Quote the entries that follow exactly, leaving none out.

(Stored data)
──────
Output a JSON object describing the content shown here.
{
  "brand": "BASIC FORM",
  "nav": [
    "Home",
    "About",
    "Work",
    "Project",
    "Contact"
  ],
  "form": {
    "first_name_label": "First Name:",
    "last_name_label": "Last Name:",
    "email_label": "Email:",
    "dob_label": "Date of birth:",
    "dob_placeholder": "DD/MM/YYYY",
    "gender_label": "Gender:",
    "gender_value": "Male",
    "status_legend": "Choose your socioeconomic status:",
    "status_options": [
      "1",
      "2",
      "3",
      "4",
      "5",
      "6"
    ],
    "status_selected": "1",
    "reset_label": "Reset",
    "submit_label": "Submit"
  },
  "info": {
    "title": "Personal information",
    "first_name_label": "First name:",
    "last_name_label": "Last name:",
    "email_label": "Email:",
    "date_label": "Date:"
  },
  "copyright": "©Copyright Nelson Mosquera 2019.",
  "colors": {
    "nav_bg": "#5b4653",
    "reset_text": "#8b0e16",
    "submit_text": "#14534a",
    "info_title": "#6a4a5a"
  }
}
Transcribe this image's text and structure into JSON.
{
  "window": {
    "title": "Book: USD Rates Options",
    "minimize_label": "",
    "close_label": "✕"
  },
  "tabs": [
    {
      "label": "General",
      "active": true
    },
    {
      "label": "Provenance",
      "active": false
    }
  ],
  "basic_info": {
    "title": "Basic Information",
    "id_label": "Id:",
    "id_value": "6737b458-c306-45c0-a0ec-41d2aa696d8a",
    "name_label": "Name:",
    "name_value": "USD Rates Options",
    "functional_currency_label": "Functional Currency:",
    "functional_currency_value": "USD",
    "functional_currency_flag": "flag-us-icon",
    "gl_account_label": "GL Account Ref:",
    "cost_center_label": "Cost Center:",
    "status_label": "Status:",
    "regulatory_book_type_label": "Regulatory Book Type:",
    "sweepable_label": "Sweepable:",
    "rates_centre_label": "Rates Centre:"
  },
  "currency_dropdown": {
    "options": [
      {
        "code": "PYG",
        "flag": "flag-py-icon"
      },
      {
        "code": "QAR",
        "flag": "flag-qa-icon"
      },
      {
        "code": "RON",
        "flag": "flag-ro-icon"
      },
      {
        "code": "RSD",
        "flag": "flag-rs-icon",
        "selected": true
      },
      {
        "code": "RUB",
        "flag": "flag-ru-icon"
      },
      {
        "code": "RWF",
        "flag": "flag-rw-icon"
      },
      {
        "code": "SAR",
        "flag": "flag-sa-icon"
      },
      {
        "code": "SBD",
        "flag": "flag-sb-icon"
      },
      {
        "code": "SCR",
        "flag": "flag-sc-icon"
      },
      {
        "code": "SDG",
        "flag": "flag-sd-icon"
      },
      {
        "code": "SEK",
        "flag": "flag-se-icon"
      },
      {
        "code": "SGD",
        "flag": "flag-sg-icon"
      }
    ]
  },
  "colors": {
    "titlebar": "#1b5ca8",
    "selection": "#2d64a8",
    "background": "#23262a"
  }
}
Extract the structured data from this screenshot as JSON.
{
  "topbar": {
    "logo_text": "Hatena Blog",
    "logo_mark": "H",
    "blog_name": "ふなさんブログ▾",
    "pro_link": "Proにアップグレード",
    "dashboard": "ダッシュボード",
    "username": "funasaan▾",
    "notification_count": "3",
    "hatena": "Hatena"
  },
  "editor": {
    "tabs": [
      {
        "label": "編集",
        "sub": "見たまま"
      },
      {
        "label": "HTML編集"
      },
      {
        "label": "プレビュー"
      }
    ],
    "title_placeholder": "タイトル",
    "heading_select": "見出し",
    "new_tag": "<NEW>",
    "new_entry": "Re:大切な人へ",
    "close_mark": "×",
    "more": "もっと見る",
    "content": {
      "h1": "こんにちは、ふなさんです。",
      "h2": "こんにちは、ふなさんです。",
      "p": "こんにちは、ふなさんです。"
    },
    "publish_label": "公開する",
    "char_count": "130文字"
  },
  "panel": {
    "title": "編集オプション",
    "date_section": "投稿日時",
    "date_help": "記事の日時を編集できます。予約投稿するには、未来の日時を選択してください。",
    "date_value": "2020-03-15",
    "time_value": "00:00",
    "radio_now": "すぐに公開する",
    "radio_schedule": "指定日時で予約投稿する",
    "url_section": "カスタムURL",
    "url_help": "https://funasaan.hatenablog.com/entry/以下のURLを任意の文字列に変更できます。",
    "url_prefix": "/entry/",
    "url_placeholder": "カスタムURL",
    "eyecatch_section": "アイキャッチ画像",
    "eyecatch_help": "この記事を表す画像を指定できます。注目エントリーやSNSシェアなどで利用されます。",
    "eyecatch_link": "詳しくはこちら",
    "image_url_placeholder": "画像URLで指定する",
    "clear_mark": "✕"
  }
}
──────
Exercise response:
Output a JSON object describing the content shown here.
{
  "brand": "BASIC FORM",
  "nav": [
    "Home",
    "About",
    "Work",
    "Project",
    "Contact"
  ],
  "form": {
    "first_name_label": "First Name:",
    "last_name_label": "Last Name:",
    "email_label": "Email:",
    "dob_label": "Date of birth:",
    "dob_placeholder": "DD/MM/YYYY",
    "gender_label": "Gender:",
    "gender_value": "Male",
    "status_legend": "Choose your socioeconomic status:",
    "status_options": [
      "1",
      "2",
      "3",
      "4",
      "5",
      "6"
    ],
    "status_selected": "1",
    "reset_label": "Reset",
    "submit_label": "Submit"
  },
  "info": {
    "title": "Personal information",
    "first_name_label": "First name:",
    "last_name_label": "Last name:",
    "email_label": "Email:",
    "date_label": "Date:"
  },
  "copyright": "©Copyright Nelson Mosquera 2019.",
  "colors": {
    "nav_bg": "#5b4653",
    "reset_text": "#8b0e16",
    "submit_text": "#14534a",
    "info_title": "#6a4a5a"
  }
}
Transcribe this image's text and structure into JSON.
{
  "window": {
    "title": "Book: USD Rates Options",
    "minimize_label": "",
    "close_label": "✕"
  },
  "tabs": [
    {
      "label": "General",
      "active": true
    },
    {
      "label": "Provenance",
      "active": false
    }
  ],
  "basic_info": {
    "title": "Basic Information",
    "id_label": "Id:",
    "id_value": "6737b458-c306-45c0-a0ec-41d2aa696d8a",
    "name_label": "Name:",
    "name_value": "USD Rates Options",
    "functional_currency_label": "Functional Currency:",
    "functional_currency_value": "USD",
    "functional_currency_flag": "flag-us-icon",
    "gl_account_label": "GL Account Ref:",
    "cost_center_label": "Cost Center:",
    "status_label": "Status:",
    "regulatory_book_type_label": "Regulatory Book Type:",
    "sweepable_label": "Sweepable:",
    "rates_centre_label": "Rates Centre:"
  },
  "currency_dropdown": {
    "options": [
      {
        "code": "PYG",
        "flag": "flag-py-icon"
      },
      {
        "code": "QAR",
        "flag": "flag-qa-icon"
      },
      {
        "code": "RON",
        "flag": "flag-ro-icon"
      },
      {
        "code": "RSD",
        "flag": "flag-rs-icon",
        "selected": true
      },
      {
        "code": "RUB",
        "flag": "flag-ru-icon"
      },
      {
        "code": "RWF",
        "flag": "flag-rw-icon"
      },
      {
        "code": "SAR",
        "flag": "flag-sa-icon"
      },
      {
        "code": "SBD",
        "flag": "flag-sb-icon"
      },
      {
        "code": "SCR",
        "flag": "flag-sc-icon"
      },
      {
        "code": "SDG",
        "flag": "flag-sd-icon"
      },
      {
        "code": "SEK",
        "flag": "flag-se-icon"
      },
      {
        "code": "SGD",
        "flag": "flag-sg-icon"
      }
    ]
  },
  "colors": {
    "titlebar": "#1b5ca8",
    "selection": "#2d64a8",
    "background": "#23262a"
  }
}
Extract the structured data from this screenshot as JSON.
{
  "topbar": {
    "logo_text": "Hatena Blog",
    "logo_mark": "H",
    "blog_name": "ふなさんブログ▾",
    "pro_link": "Proにアップグレード",
    "dashboard": "ダッシュボード",
    "username": "funasaan▾",
    "notification_count": "3",
    "hatena": "Hatena"
  },
  "editor": {
    "tabs": [
      {
        "label": "編集",
        "sub": "見たまま"
      },
      {
        "label": "HTML編集"
      },
      {
        "label": "プレビュー"
      }
    ],
    "title_placeholder": "タイトル",
    "heading_select": "見出し",
    "new_tag": "<NEW>",
    "new_entry": "Re:大切な人へ",
    "close_mark": "×",
    "more": "もっと見る",
    "content": {
      "h1": "こんにちは、ふなさんです。",
      "h2": "こんにちは、ふなさんです。",
      "p": "こんにちは、ふなさんです。"
    },
    "publish_label": "公開する",
    "char_count": "130文字"
  },
  "panel": {
    "title": "編集オプション",
    "date_section": "投稿日時",
    "date_help": "記事の日時を編集できます。予約投稿するには、未来の日時を選択してください。",
    "date_value": "2020-03-15",
    "time_value": "00:00",
    "radio_now": "すぐに公開する",
    "radio_schedule": "指定日時で予約投稿する",
    "url_section": "カスタムURL",
    "url_help": "https://funasaan.hatenablog.com/entry/以下のURLを任意の文字列に変更できます。",
    "url_prefix": "/entry/",
    "url_placeholder": "カスタムURL",
    "eyecatch_section": "アイキャッチ画像",
    "eyecatch_help": "この記事を表す画像を指定できます。注目エントリーやSNSシェアなどで利用されます。",
    "eyecatch_link": "詳しくはこちら",
    "image_url_placeholder": "画像URLで指定する",
    "clear_mark": "✕"
  }
}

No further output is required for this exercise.